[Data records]

** BEGIN **

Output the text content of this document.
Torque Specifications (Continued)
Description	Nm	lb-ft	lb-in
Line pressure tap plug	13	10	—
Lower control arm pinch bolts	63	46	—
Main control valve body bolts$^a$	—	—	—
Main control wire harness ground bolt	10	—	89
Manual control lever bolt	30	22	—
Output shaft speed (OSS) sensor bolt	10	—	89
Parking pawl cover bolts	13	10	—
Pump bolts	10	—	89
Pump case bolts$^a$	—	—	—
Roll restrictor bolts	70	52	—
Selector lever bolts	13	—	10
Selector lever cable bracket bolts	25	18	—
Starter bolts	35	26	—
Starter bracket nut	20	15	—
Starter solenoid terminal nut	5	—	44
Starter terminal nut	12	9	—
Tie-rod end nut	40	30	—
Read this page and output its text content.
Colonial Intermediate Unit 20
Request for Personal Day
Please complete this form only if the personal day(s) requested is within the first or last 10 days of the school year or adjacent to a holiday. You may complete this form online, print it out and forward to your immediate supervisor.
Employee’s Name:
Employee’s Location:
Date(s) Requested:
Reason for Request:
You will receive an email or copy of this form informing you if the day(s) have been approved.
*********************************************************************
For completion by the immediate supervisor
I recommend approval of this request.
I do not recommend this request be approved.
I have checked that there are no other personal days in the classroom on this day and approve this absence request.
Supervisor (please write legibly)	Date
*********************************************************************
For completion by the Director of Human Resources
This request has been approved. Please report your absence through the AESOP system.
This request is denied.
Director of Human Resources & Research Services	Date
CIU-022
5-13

** END **
** BEGIN **

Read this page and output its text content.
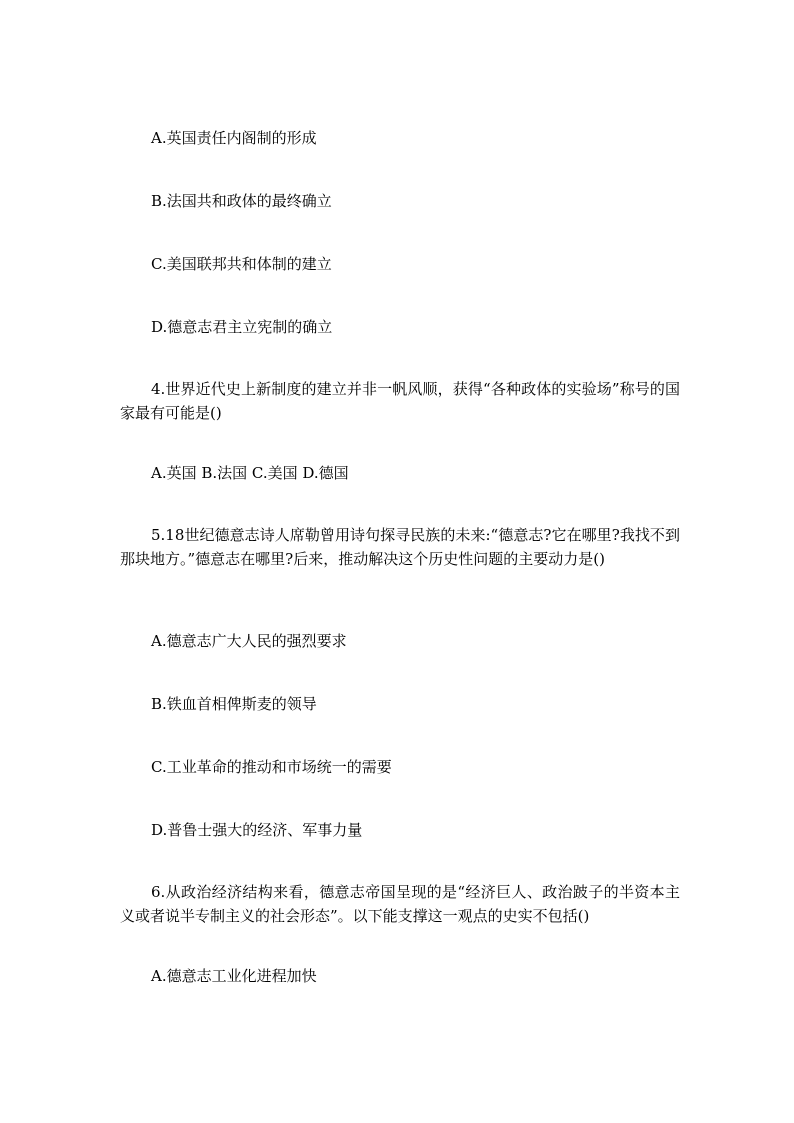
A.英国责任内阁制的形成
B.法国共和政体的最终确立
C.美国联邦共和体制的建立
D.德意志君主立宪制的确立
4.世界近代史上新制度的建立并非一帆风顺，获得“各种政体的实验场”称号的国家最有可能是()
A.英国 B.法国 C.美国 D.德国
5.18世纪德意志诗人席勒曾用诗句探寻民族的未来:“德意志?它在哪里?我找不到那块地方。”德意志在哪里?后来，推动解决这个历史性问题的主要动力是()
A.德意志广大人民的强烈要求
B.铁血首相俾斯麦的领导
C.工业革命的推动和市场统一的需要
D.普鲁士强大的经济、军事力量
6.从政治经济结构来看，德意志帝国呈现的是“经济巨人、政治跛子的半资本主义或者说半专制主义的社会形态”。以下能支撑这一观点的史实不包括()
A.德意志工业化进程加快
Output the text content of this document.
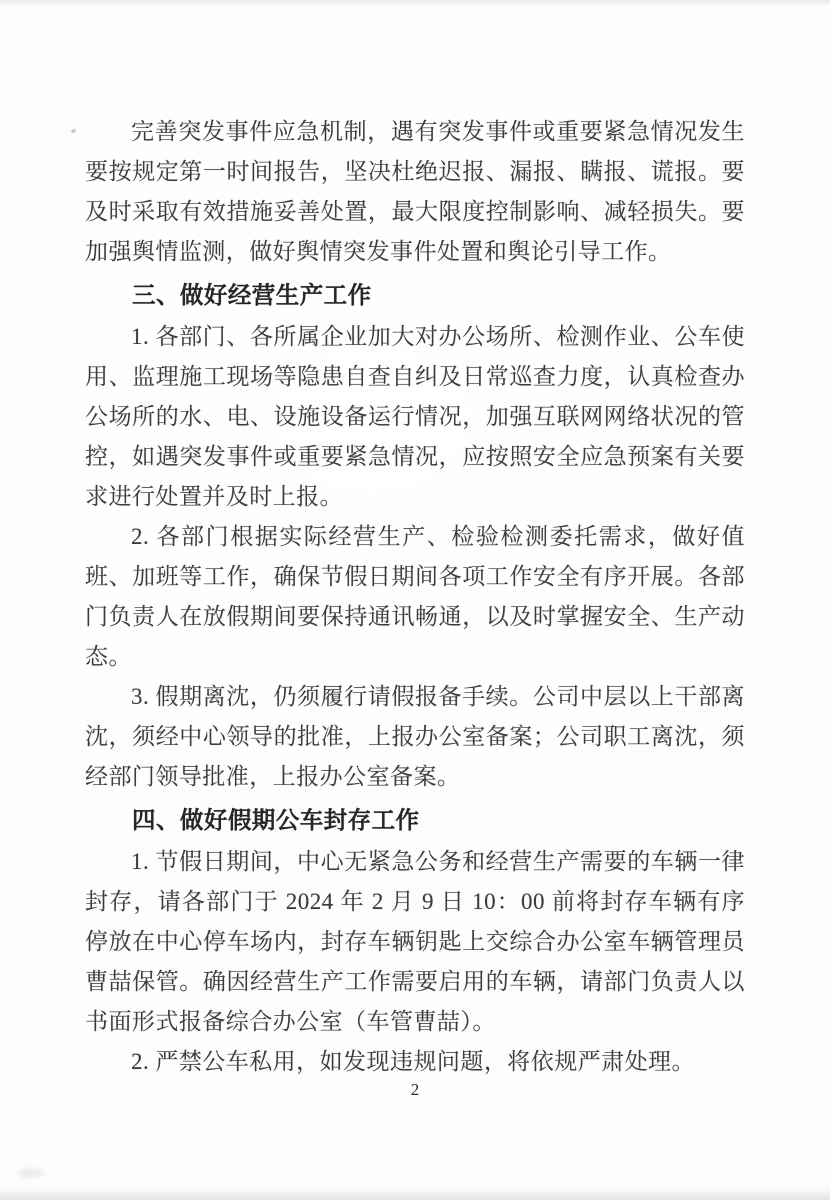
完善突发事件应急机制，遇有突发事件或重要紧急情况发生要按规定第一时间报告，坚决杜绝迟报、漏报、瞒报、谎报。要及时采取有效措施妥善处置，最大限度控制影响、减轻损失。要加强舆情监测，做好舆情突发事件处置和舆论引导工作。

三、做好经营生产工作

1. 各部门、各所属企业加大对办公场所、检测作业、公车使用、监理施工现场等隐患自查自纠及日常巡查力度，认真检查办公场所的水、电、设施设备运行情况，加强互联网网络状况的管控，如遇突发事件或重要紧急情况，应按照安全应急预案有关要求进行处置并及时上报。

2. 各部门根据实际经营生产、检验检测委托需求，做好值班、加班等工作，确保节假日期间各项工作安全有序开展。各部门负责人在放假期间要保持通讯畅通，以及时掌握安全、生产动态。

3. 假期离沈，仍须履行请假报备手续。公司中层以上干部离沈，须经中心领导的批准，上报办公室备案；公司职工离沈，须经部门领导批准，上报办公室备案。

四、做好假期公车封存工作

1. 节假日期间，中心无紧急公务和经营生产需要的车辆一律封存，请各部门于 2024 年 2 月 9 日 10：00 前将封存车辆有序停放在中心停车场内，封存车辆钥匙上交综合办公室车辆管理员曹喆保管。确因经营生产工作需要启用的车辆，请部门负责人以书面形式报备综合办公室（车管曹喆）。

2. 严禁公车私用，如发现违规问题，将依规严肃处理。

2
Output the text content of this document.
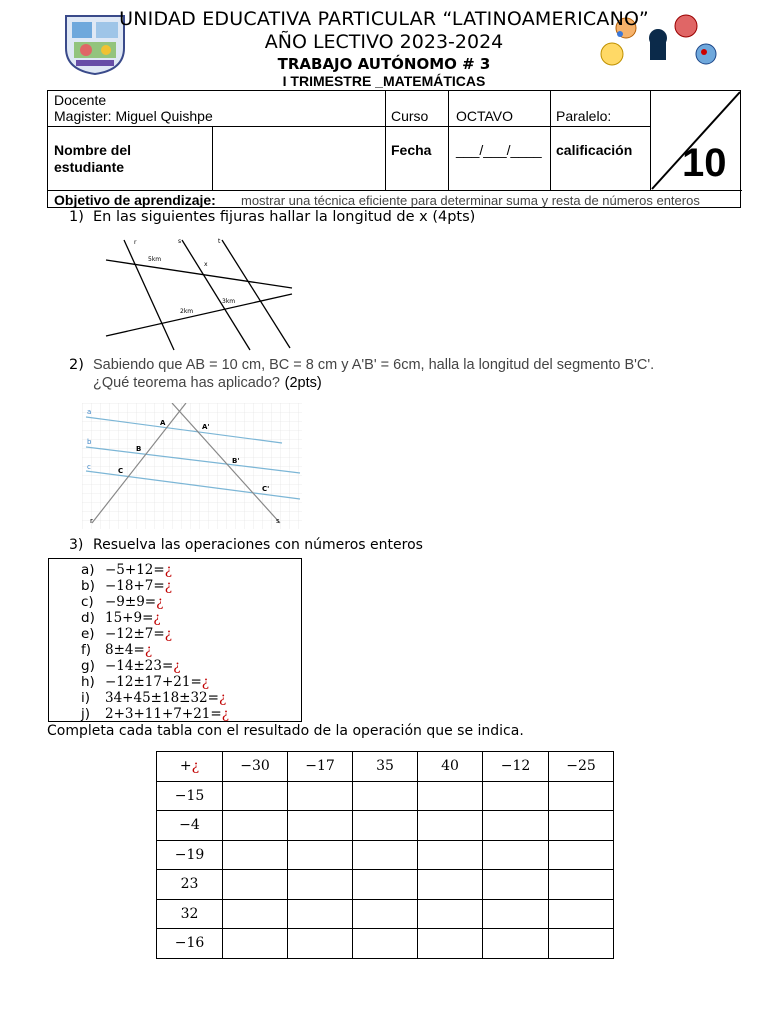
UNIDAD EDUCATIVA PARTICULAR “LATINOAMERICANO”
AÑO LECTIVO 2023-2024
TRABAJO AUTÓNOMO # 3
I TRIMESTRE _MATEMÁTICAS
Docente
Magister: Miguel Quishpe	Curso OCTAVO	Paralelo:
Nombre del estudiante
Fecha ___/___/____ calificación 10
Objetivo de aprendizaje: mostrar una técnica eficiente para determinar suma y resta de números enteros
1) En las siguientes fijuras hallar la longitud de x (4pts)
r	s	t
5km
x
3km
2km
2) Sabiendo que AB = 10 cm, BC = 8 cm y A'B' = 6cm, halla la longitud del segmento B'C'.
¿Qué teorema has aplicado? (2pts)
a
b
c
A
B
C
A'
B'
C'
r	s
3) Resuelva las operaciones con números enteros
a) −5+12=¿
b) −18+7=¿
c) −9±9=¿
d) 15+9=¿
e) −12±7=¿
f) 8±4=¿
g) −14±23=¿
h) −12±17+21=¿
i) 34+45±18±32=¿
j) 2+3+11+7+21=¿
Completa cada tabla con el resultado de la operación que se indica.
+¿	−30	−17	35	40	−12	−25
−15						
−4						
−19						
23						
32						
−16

** END **
** BEGIN **

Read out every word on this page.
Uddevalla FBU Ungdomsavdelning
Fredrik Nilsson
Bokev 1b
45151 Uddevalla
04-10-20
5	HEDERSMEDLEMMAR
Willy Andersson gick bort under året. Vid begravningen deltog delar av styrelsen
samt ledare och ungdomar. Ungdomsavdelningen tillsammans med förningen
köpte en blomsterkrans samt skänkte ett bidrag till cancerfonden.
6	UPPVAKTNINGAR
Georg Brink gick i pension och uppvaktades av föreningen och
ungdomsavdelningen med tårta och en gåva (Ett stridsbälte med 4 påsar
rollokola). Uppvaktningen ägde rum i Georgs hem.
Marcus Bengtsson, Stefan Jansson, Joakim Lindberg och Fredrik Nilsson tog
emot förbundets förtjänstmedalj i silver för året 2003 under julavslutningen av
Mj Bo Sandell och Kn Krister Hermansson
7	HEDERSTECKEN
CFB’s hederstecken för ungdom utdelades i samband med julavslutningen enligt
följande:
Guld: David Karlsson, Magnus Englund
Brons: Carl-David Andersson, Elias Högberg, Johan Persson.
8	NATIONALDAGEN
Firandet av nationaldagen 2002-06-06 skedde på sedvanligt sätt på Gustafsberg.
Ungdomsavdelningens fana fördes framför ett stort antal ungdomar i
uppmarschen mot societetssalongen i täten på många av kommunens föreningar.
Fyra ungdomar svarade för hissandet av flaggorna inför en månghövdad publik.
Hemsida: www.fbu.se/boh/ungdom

** END **

▸ Prompt
Give the count of lines in the data shown above that contain "David", and nothing else.

▸ Expected answer
2